### Recorded information
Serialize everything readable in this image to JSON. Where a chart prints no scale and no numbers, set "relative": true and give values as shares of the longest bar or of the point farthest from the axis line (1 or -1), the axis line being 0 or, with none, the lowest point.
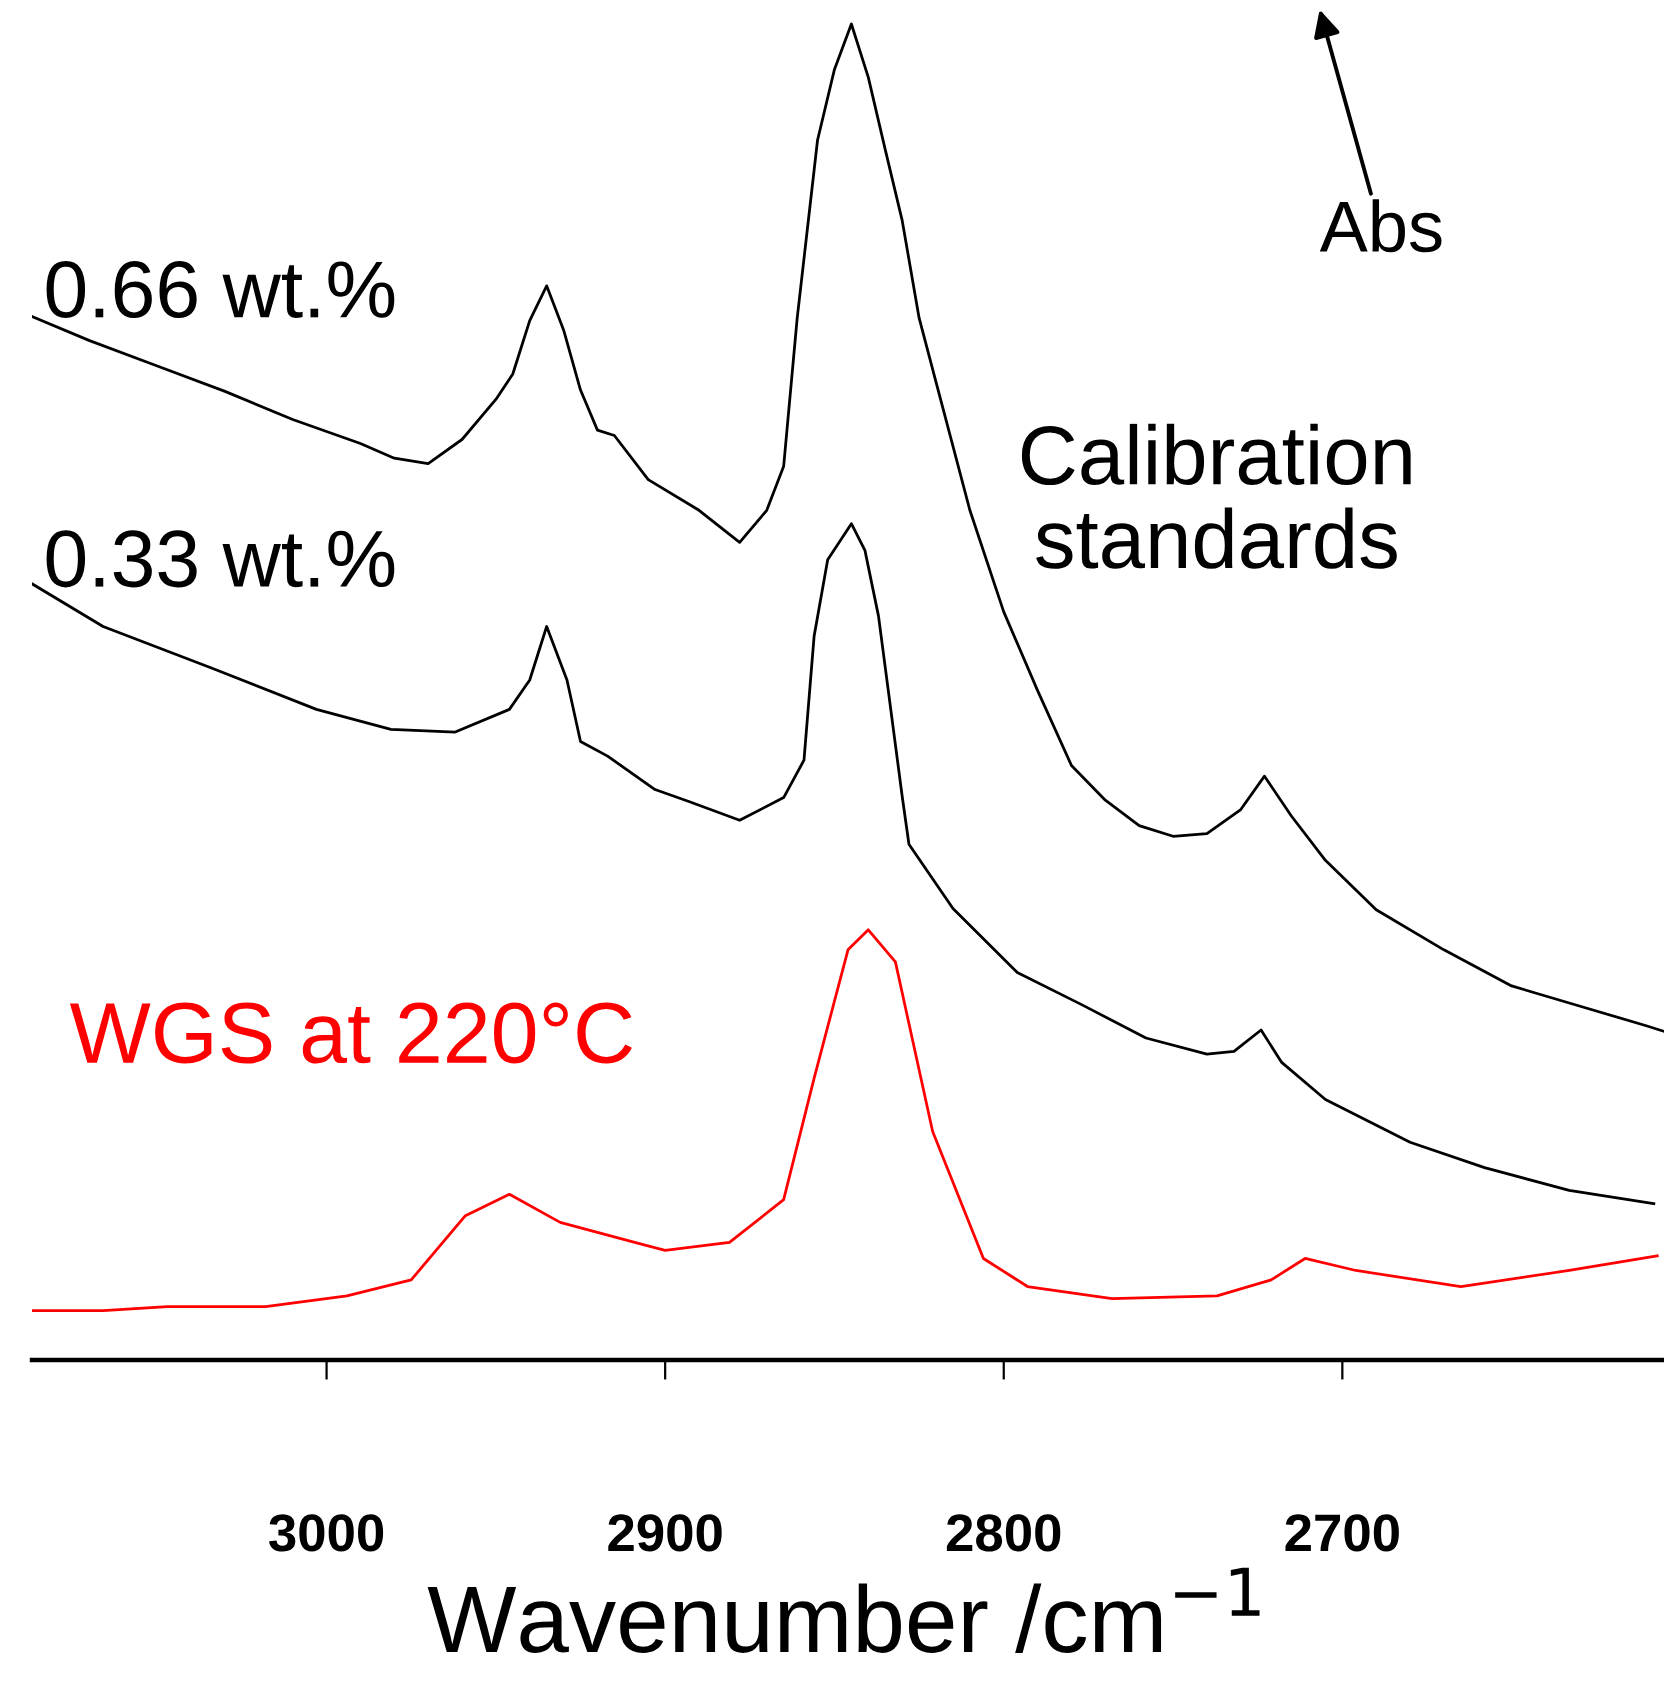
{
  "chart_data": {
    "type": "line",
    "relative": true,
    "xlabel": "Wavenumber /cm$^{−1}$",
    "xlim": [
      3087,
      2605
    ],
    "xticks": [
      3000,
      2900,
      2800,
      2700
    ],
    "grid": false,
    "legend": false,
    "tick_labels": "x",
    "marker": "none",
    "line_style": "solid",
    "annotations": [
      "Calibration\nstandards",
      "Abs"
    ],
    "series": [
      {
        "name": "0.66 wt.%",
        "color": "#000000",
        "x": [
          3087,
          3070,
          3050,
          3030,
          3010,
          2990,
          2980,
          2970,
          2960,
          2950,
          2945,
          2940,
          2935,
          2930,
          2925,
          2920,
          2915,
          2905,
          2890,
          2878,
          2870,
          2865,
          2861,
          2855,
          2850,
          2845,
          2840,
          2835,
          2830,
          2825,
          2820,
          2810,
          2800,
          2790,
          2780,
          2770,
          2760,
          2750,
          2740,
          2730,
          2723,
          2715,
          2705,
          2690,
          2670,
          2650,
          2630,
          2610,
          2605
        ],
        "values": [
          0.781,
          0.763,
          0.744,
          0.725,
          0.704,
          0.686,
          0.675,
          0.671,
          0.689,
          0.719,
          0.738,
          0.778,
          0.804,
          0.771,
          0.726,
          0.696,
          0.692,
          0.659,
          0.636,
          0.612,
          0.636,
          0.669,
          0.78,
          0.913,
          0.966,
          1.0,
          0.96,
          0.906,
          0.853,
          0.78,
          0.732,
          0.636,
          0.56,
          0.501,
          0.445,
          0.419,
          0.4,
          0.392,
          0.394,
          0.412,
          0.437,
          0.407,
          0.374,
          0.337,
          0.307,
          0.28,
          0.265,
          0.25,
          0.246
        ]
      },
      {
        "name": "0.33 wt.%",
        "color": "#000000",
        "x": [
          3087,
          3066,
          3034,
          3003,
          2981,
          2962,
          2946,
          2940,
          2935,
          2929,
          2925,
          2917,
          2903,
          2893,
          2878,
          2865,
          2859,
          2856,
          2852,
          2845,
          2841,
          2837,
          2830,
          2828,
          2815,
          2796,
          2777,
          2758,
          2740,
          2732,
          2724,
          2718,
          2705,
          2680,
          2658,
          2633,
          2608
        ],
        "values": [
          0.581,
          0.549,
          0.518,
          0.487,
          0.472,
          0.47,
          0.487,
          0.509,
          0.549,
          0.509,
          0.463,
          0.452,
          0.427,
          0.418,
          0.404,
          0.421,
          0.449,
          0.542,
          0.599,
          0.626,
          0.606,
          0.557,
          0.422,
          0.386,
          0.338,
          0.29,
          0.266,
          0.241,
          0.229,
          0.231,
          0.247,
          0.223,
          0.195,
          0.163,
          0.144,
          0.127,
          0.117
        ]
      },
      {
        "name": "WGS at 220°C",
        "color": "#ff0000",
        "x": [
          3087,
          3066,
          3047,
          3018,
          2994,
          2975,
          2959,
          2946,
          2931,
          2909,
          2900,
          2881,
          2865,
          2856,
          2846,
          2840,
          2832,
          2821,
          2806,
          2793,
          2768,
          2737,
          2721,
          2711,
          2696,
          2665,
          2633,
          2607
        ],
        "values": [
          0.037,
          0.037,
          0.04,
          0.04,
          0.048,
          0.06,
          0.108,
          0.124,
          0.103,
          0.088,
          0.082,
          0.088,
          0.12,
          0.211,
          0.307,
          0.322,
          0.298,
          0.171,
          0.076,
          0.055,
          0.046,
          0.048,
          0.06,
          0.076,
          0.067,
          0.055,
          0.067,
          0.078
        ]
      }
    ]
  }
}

### What is being asked
Reproduce each line of the records exactly, and omit every picture.

### Final result
Serialize everything readable in this image to JSON. Where a chart prints no scale and no numbers, set "relative": true and give values as shares of the longest bar or of the point farthest from the axis line (1 or -1), the axis line being 0 or, with none, the lowest point.
{
  "chart_data": {
    "type": "line",
    "relative": true,
    "xlabel": "Wavenumber /cm$^{−1}$",
    "xlim": [
      3087,
      2605
    ],
    "xticks": [
      3000,
      2900,
      2800,
      2700
    ],
    "grid": false,
    "legend": false,
    "tick_labels": "x",
    "marker": "none",
    "line_style": "solid",
    "annotations": [
      "Calibration\nstandards",
      "Abs"
    ],
    "series": [
      {
        "name": "0.66 wt.%",
        "color": "#000000",
        "x": [
          3087,
          3070,
          3050,
          3030,
          3010,
          2990,
          2980,
          2970,
          2960,
          2950,
          2945,
          2940,
          2935,
          2930,
          2925,
          2920,
          2915,
          2905,
          2890,
          2878,
          2870,
          2865,
          2861,
          2855,
          2850,
          2845,
          2840,
          2835,
          2830,
          2825,
          2820,
          2810,
          2800,
          2790,
          2780,
          2770,
          2760,
          2750,
          2740,
          2730,
          2723,
          2715,
          2705,
          2690,
          2670,
          2650,
          2630,
          2610,
          2605
        ],
        "values": [
          0.781,
          0.763,
          0.744,
          0.725,
          0.704,
          0.686,
          0.675,
          0.671,
          0.689,
          0.719,
          0.738,
          0.778,
          0.804,
          0.771,
          0.726,
          0.696,
          0.692,
          0.659,
          0.636,
          0.612,
          0.636,
          0.669,
          0.78,
          0.913,
          0.966,
          1.0,
          0.96,
          0.906,
          0.853,
          0.78,
          0.732,
          0.636,
          0.56,
          0.501,
          0.445,
          0.419,
          0.4,
          0.392,
          0.394,
          0.412,
          0.437,
          0.407,
          0.374,
          0.337,
          0.307,
          0.28,
          0.265,
          0.25,
          0.246
        ]
      },
      {
        "name": "0.33 wt.%",
        "color": "#000000",
        "x": [
          3087,
          3066,
          3034,
          3003,
          2981,
          2962,
          2946,
          2940,
          2935,
          2929,
          2925,
          2917,
          2903,
          2893,
          2878,
          2865,
          2859,
          2856,
          2852,
          2845,
          2841,
          2837,
          2830,
          2828,
          2815,
          2796,
          2777,
          2758,
          2740,
          2732,
          2724,
          2718,
          2705,
          2680,
          2658,
          2633,
          2608
        ],
        "values": [
          0.581,
          0.549,
          0.518,
          0.487,
          0.472,
          0.47,
          0.487,
          0.509,
          0.549,
          0.509,
          0.463,
          0.452,
          0.427,
          0.418,
          0.404,
          0.421,
          0.449,
          0.542,
          0.599,
          0.626,
          0.606,
          0.557,
          0.422,
          0.386,
          0.338,
          0.29,
          0.266,
          0.241,
          0.229,
          0.231,
          0.247,
          0.223,
          0.195,
          0.163,
          0.144,
          0.127,
          0.117
        ]
      },
      {
        "name": "WGS at 220°C",
        "color": "#ff0000",
        "x": [
          3087,
          3066,
          3047,
          3018,
          2994,
          2975,
          2959,
          2946,
          2931,
          2909,
          2900,
          2881,
          2865,
          2856,
          2846,
          2840,
          2832,
          2821,
          2806,
          2793,
          2768,
          2737,
          2721,
          2711,
          2696,
          2665,
          2633,
          2607
        ],
        "values": [
          0.037,
          0.037,
          0.04,
          0.04,
          0.048,
          0.06,
          0.108,
          0.124,
          0.103,
          0.088,
          0.082,
          0.088,
          0.12,
          0.211,
          0.307,
          0.322,
          0.298,
          0.171,
          0.076,
          0.055,
          0.046,
          0.048,
          0.06,
          0.076,
          0.067,
          0.055,
          0.067,
          0.078
        ]
      }
    ]
  }
}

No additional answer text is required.